**EXERCISE GOAL**. How many lines in the records below hold the string "JSON"? Please answer with the number and nothing more.

[BEGIN DATA SUPPLIED]

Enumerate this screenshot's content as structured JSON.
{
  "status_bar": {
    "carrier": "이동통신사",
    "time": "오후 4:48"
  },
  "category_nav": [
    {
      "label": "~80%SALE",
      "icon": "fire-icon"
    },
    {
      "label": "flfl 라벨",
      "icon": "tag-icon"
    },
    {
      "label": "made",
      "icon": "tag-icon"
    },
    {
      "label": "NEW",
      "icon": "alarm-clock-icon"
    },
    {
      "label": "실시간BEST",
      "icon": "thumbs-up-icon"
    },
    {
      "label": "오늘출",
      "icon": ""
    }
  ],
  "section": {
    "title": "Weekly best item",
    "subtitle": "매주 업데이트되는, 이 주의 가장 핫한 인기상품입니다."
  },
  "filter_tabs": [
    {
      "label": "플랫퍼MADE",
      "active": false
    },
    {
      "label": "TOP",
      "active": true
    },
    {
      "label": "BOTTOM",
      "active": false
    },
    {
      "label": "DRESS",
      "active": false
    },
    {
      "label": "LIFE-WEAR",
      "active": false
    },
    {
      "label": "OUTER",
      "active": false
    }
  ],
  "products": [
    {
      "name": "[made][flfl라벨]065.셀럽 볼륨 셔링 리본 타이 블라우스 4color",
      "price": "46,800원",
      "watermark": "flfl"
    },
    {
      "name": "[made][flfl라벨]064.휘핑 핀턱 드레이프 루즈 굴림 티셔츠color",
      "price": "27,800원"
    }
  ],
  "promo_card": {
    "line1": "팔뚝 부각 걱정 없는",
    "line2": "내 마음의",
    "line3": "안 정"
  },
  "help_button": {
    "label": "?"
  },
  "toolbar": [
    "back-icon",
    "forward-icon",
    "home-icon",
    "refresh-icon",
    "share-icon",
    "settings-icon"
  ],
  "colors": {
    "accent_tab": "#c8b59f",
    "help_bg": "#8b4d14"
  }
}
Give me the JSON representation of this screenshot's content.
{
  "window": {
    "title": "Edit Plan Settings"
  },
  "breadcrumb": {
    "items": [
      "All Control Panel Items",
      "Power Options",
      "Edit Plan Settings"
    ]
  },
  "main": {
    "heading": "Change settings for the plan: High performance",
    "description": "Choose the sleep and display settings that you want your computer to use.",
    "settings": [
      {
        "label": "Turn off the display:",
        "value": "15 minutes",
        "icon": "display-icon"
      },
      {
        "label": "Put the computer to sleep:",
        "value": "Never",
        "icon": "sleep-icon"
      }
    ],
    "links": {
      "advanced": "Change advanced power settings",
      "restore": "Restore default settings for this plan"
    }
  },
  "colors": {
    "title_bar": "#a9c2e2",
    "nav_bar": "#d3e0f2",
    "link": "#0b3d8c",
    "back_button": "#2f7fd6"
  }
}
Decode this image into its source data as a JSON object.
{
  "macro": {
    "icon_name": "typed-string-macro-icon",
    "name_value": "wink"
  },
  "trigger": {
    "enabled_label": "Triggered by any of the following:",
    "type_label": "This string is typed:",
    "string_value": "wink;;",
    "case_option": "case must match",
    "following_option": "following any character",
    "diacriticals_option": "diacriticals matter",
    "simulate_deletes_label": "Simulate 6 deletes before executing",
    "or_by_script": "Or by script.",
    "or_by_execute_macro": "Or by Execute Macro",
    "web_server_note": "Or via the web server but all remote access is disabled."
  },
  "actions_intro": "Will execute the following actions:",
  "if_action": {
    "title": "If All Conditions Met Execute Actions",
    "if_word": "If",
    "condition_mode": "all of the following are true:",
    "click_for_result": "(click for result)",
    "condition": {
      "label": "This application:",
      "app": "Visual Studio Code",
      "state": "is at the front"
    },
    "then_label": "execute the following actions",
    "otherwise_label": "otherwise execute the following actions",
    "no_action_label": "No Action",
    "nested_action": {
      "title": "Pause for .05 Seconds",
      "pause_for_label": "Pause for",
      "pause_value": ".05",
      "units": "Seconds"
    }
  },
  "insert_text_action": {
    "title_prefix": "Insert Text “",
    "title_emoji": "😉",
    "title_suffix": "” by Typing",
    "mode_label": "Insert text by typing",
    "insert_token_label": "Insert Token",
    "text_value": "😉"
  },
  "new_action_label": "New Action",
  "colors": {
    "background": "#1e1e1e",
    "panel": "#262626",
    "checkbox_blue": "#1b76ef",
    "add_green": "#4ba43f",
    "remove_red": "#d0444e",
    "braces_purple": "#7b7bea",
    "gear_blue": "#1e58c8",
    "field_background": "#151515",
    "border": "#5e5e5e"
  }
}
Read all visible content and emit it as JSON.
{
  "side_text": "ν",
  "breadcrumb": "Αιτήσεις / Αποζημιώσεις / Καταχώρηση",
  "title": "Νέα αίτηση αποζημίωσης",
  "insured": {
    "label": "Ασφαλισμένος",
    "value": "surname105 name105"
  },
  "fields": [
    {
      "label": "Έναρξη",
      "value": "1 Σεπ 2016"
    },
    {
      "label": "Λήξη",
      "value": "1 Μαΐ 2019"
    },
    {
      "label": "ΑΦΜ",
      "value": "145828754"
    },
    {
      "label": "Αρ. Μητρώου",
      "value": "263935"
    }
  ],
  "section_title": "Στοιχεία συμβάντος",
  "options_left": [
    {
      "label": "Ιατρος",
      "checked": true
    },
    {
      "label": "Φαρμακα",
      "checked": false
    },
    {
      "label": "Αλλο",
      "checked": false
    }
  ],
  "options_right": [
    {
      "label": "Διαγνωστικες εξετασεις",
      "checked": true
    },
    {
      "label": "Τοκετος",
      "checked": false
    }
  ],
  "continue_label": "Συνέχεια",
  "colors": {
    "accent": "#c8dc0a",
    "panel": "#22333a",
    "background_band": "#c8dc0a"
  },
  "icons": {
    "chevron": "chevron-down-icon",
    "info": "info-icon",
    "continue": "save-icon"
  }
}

[END DATA SUPPLIED]

**TASK RESPONSE**. 4